Transcribe all records exactly.

*** Extracted information ***

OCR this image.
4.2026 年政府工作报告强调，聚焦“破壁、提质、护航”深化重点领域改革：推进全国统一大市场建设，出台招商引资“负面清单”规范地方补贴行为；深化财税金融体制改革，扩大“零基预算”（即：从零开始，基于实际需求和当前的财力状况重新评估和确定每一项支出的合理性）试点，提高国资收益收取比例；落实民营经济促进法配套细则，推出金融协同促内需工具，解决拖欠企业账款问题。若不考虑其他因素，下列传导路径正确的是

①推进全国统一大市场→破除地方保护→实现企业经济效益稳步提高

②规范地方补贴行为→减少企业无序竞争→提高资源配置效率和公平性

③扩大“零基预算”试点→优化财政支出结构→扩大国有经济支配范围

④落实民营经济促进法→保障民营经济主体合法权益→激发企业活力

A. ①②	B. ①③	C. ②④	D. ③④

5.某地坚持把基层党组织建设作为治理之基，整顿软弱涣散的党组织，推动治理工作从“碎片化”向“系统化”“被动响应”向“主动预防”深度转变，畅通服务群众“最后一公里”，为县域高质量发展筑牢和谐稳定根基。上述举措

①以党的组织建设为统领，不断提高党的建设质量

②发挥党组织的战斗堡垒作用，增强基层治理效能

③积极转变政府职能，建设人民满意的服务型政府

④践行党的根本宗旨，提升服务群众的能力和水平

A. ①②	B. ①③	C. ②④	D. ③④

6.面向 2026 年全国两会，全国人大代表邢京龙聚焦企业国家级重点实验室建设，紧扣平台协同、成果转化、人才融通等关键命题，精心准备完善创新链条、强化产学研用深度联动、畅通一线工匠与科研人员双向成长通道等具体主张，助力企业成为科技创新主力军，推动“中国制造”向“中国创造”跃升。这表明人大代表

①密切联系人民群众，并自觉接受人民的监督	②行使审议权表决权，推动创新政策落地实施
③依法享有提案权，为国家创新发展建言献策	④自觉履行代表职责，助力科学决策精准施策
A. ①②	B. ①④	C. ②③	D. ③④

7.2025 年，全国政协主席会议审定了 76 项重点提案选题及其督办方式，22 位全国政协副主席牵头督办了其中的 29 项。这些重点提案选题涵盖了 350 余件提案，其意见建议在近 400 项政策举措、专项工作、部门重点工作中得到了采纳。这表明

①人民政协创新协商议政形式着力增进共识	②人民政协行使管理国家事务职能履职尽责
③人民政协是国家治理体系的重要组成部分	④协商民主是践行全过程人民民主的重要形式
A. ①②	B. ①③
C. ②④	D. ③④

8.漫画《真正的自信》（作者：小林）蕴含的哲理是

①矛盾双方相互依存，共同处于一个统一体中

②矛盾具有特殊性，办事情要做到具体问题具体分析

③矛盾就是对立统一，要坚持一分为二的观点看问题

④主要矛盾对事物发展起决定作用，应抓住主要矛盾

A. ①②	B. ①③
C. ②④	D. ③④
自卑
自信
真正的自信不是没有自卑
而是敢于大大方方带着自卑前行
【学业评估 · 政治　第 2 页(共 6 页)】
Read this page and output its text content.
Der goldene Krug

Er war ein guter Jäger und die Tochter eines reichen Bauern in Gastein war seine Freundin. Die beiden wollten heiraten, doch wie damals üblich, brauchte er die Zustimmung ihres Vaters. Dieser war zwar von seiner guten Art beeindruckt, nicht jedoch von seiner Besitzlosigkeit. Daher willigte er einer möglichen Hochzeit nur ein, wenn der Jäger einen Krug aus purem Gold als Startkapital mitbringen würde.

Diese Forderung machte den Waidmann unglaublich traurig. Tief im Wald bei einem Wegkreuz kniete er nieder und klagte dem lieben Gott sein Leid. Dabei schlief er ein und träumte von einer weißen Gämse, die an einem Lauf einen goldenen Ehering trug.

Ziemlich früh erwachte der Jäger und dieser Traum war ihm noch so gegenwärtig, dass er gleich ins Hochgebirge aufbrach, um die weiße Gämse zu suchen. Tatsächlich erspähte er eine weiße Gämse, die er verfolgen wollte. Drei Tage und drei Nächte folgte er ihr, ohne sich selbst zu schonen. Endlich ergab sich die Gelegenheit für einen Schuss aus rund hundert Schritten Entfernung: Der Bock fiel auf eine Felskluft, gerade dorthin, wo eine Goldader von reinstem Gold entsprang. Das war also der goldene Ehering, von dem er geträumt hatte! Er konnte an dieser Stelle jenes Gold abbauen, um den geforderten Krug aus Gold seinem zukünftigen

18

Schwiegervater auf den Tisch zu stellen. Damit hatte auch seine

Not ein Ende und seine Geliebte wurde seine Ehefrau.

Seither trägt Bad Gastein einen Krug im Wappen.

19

***

Exercise output
OCR this image.
4.2026 年政府工作报告强调，聚焦“破壁、提质、护航”深化重点领域改革：推进全国统一大市场建设，出台招商引资“负面清单”规范地方补贴行为；深化财税金融体制改革，扩大“零基预算”（即：从零开始，基于实际需求和当前的财力状况重新评估和确定每一项支出的合理性）试点，提高国资收益收取比例；落实民营经济促进法配套细则，推出金融协同促内需工具，解决拖欠企业账款问题。若不考虑其他因素，下列传导路径正确的是

①推进全国统一大市场→破除地方保护→实现企业经济效益稳步提高

②规范地方补贴行为→减少企业无序竞争→提高资源配置效率和公平性

③扩大“零基预算”试点→优化财政支出结构→扩大国有经济支配范围

④落实民营经济促进法→保障民营经济主体合法权益→激发企业活力

A. ①②	B. ①③	C. ②④	D. ③④

5.某地坚持把基层党组织建设作为治理之基，整顿软弱涣散的党组织，推动治理工作从“碎片化”向“系统化”“被动响应”向“主动预防”深度转变，畅通服务群众“最后一公里”，为县域高质量发展筑牢和谐稳定根基。上述举措

①以党的组织建设为统领，不断提高党的建设质量

②发挥党组织的战斗堡垒作用，增强基层治理效能

③积极转变政府职能，建设人民满意的服务型政府

④践行党的根本宗旨，提升服务群众的能力和水平

A. ①②	B. ①③	C. ②④	D. ③④

6.面向 2026 年全国两会，全国人大代表邢京龙聚焦企业国家级重点实验室建设，紧扣平台协同、成果转化、人才融通等关键命题，精心准备完善创新链条、强化产学研用深度联动、畅通一线工匠与科研人员双向成长通道等具体主张，助力企业成为科技创新主力军，推动“中国制造”向“中国创造”跃升。这表明人大代表

①密切联系人民群众，并自觉接受人民的监督	②行使审议权表决权，推动创新政策落地实施
③依法享有提案权，为国家创新发展建言献策	④自觉履行代表职责，助力科学决策精准施策
A. ①②	B. ①④	C. ②③	D. ③④

7.2025 年，全国政协主席会议审定了 76 项重点提案选题及其督办方式，22 位全国政协副主席牵头督办了其中的 29 项。这些重点提案选题涵盖了 350 余件提案，其意见建议在近 400 项政策举措、专项工作、部门重点工作中得到了采纳。这表明

①人民政协创新协商议政形式着力增进共识	②人民政协行使管理国家事务职能履职尽责
③人民政协是国家治理体系的重要组成部分	④协商民主是践行全过程人民民主的重要形式
A. ①②	B. ①③
C. ②④	D. ③④

8.漫画《真正的自信》（作者：小林）蕴含的哲理是

①矛盾双方相互依存，共同处于一个统一体中

②矛盾具有特殊性，办事情要做到具体问题具体分析

③矛盾就是对立统一，要坚持一分为二的观点看问题

④主要矛盾对事物发展起决定作用，应抓住主要矛盾

A. ①②	B. ①③
C. ②④	D. ③④
自卑
自信
真正的自信不是没有自卑
而是敢于大大方方带着自卑前行
【学业评估 · 政治　第 2 页(共 6 页)】
Read this page and output its text content.
Der goldene Krug

Er war ein guter Jäger und die Tochter eines reichen Bauern in Gastein war seine Freundin. Die beiden wollten heiraten, doch wie damals üblich, brauchte er die Zustimmung ihres Vaters. Dieser war zwar von seiner guten Art beeindruckt, nicht jedoch von seiner Besitzlosigkeit. Daher willigte er einer möglichen Hochzeit nur ein, wenn der Jäger einen Krug aus purem Gold als Startkapital mitbringen würde.

Diese Forderung machte den Waidmann unglaublich traurig. Tief im Wald bei einem Wegkreuz kniete er nieder und klagte dem lieben Gott sein Leid. Dabei schlief er ein und träumte von einer weißen Gämse, die an einem Lauf einen goldenen Ehering trug.

Ziemlich früh erwachte der Jäger und dieser Traum war ihm noch so gegenwärtig, dass er gleich ins Hochgebirge aufbrach, um die weiße Gämse zu suchen. Tatsächlich erspähte er eine weiße Gämse, die er verfolgen wollte. Drei Tage und drei Nächte folgte er ihr, ohne sich selbst zu schonen. Endlich ergab sich die Gelegenheit für einen Schuss aus rund hundert Schritten Entfernung: Der Bock fiel auf eine Felskluft, gerade dorthin, wo eine Goldader von reinstem Gold entsprang. Das war also der goldene Ehering, von dem er geträumt hatte! Er konnte an dieser Stelle jenes Gold abbauen, um den geforderten Krug aus Gold seinem zukünftigen

18

Schwiegervater auf den Tisch zu stellen. Damit hatte auch seine

Not ein Ende und seine Geliebte wurde seine Ehefrau.

Seither trägt Bad Gastein einen Krug im Wappen.

19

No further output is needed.